DIRECTIONS: Please output the records below in full, exactly as given, but without the images.

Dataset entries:

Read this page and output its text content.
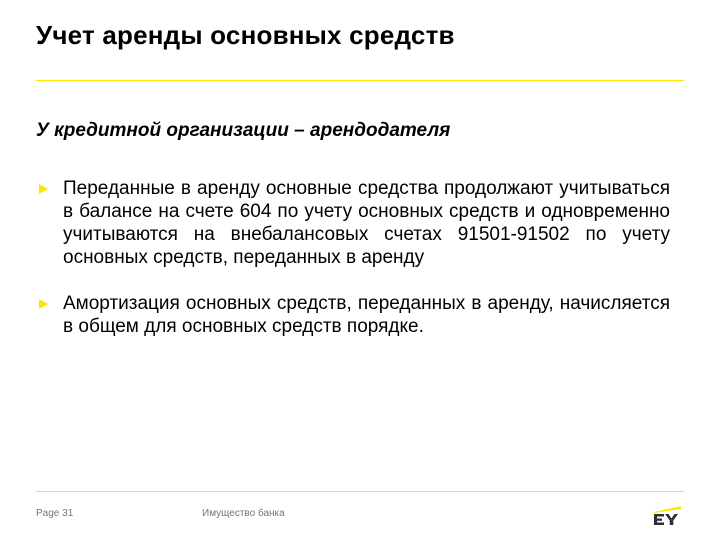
Учет аренды основных средств
У кредитной организации – арендодателя
Переданные в аренду основные средства продолжают учитываться в балансе на счете 604 по учету основных средств и одновременно учитываются на внебалансовых счетах 91501-91502 по учету основных средств, переданных в аренду
Амортизация основных средств, переданных в аренду, начисляется в общем для основных средств порядке.
Page 31	Имущество банка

THE OUTPUT:
Read this page and output its text content.
Учет аренды основных средств
У кредитной организации – арендодателя
Переданные в аренду основные средства продолжают учитываться в балансе на счете 604 по учету основных средств и одновременно учитываются на внебалансовых счетах 91501-91502 по учету основных средств, переданных в аренду
Амортизация основных средств, переданных в аренду, начисляется в общем для основных средств порядке.
Page 31	Имущество банка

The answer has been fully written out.